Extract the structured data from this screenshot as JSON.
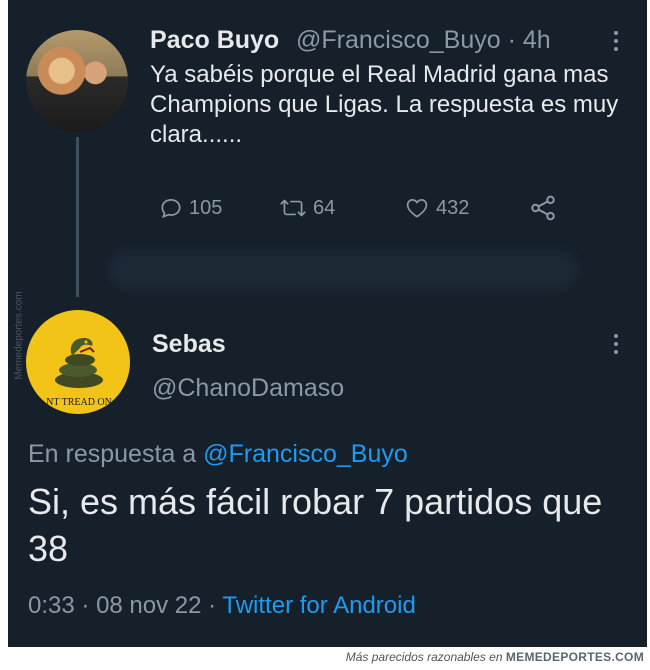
{
  "original_tweet": {
    "display_name": "Paco Buyo",
    "handle": "@Francisco_Buyo",
    "separator": "·",
    "time_ago": "4h",
    "text": "Ya sabéis porque el Real Madrid gana mas Champions que Ligas. La respuesta es muy clara......",
    "stats": {
      "replies": "105",
      "retweets": "64",
      "likes": "432"
    }
  },
  "reply_tweet": {
    "display_name": "Sebas",
    "handle": "@ChanoDamaso",
    "replying_to_prefix": "En respuesta a",
    "replying_to_handle": "@Francisco_Buyo",
    "text": "Si, es más fácil robar 7 partidos que 38",
    "time": "0:33",
    "separator": "·",
    "date": "08 nov 22",
    "source": "Twitter for Android",
    "avatar_caption": "NT TREAD ON"
  },
  "watermark": {
    "side": "Memedeportes.com",
    "footer_caption": "Más parecidos razonables en",
    "footer_brand": "MEMEDEPORTES.COM"
  },
  "colors": {
    "background": "#15202b",
    "primary_text": "#e7e9ea",
    "secondary_text": "#8b98a5",
    "link": "#1d9bf0"
  },
  "icons": [
    "more-icon",
    "reply-icon",
    "retweet-icon",
    "like-icon",
    "share-icon"
  ]
}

> **EXERCISE REQUIREMENTS**:
Only the number is needed: state how many lines in the listing contain "respuesta".

> **PROBLEM SOLUTION**:
2